> **Dataset content**

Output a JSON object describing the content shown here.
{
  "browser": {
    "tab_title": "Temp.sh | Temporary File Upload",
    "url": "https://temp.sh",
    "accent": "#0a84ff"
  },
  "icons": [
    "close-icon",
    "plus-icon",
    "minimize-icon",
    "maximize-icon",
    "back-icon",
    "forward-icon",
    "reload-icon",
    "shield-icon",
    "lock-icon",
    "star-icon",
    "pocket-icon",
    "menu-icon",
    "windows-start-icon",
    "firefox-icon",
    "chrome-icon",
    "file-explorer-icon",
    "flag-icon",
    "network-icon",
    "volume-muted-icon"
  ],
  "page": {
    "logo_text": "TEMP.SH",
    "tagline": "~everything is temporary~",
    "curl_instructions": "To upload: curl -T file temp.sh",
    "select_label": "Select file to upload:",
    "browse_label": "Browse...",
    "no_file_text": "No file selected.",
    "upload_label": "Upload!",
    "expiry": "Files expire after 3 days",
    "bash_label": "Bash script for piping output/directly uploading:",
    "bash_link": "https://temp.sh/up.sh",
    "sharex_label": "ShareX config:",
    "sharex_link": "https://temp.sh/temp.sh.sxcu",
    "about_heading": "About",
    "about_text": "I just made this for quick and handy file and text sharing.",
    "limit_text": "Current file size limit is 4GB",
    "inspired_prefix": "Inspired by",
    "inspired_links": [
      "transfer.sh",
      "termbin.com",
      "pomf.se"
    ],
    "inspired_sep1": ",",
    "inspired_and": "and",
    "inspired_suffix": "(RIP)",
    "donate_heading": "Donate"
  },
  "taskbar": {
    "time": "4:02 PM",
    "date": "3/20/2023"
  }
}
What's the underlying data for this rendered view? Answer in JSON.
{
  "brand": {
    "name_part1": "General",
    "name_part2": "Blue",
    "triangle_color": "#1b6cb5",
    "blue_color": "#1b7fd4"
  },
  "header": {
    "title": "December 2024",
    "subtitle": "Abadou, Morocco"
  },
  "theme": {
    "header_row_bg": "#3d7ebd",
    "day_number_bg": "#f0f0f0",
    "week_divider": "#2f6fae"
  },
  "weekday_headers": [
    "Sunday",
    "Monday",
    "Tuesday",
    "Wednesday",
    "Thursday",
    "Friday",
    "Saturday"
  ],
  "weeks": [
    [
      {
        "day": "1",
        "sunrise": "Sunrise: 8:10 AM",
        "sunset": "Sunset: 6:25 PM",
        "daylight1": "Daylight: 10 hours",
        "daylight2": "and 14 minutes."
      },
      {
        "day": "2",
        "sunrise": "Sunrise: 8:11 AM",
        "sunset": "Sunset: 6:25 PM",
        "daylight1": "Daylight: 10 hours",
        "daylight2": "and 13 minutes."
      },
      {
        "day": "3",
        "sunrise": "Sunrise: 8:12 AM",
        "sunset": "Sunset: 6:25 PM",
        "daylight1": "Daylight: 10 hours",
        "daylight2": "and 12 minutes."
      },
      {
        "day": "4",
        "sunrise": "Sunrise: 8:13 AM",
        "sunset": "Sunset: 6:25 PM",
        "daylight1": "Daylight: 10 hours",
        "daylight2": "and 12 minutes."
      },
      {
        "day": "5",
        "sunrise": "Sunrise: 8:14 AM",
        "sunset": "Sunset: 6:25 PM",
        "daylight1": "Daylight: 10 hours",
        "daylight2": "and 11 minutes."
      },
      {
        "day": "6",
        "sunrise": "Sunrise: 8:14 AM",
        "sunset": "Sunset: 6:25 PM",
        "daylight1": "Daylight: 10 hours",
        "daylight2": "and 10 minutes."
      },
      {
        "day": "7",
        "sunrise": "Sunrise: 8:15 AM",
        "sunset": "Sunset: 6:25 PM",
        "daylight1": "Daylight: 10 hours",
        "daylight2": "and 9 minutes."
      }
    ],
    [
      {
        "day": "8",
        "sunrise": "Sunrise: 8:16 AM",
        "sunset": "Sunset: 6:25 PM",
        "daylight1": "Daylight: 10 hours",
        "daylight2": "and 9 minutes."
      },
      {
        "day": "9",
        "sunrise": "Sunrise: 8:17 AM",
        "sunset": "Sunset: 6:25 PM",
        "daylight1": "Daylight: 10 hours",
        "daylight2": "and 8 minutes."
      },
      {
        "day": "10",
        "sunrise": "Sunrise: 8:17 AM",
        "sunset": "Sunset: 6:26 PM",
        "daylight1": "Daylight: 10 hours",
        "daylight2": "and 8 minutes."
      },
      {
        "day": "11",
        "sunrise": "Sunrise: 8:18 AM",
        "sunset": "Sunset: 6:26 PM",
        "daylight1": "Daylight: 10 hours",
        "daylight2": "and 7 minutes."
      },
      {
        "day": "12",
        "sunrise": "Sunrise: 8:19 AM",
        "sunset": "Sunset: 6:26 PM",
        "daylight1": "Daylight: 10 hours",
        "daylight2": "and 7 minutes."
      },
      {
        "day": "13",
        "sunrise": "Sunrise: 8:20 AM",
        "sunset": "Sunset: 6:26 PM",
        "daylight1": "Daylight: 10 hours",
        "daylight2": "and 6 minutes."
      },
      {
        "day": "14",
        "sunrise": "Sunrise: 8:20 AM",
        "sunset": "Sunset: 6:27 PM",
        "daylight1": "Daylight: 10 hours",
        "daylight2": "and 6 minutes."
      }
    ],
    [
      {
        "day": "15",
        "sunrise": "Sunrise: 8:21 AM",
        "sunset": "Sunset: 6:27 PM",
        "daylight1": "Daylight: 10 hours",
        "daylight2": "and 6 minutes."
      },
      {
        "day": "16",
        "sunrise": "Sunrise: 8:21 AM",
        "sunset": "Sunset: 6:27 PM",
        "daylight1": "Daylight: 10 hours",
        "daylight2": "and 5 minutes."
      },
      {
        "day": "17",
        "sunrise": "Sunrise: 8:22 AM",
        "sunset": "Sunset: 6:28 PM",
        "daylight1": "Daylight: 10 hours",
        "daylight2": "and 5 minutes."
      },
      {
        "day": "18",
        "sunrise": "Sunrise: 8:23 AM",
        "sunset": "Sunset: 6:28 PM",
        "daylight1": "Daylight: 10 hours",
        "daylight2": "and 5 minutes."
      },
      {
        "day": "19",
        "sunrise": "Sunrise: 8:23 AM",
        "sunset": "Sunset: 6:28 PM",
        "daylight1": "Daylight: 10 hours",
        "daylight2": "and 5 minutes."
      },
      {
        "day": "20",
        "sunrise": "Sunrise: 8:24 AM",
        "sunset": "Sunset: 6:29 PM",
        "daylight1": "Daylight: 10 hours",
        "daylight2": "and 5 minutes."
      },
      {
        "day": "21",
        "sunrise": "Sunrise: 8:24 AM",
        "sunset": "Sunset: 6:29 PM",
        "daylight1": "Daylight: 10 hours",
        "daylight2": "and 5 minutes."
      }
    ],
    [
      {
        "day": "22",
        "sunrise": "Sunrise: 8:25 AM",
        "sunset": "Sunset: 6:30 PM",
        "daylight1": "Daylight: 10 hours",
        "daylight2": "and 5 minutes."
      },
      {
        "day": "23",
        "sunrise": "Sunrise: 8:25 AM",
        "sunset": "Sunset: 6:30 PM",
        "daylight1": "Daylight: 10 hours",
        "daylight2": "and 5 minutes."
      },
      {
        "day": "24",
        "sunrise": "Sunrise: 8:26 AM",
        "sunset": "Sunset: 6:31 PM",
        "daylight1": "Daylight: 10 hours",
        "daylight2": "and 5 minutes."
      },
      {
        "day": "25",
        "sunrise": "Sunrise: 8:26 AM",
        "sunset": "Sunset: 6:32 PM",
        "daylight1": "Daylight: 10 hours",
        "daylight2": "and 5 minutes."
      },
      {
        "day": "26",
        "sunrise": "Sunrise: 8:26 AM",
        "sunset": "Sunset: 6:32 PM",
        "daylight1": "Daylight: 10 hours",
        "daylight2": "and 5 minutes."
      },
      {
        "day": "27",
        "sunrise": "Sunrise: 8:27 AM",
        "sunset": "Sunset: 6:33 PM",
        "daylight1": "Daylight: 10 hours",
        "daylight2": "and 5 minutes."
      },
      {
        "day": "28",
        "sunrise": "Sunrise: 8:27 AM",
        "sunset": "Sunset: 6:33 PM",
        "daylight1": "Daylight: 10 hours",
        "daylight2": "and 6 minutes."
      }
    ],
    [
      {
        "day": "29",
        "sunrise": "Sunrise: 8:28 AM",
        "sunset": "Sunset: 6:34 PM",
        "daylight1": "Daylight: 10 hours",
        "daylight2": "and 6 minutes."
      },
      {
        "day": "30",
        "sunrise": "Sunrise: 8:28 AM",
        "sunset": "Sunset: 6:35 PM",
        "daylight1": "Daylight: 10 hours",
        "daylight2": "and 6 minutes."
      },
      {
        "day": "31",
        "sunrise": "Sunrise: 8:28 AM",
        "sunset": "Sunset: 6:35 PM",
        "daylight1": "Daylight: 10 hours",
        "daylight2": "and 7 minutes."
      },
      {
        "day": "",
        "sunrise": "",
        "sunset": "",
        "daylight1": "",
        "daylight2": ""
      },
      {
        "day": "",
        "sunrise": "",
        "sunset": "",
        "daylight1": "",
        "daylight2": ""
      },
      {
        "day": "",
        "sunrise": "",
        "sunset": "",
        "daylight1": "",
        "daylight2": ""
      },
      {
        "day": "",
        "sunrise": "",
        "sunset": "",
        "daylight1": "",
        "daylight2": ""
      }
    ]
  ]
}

> **Challenge**
Gather each line in these records that contains the string "this".

> **Written answer**
    "about_text": "I just made this for quick and handy file and text sharing.",
What's the underlying data for this rendered view? Answer in JSON.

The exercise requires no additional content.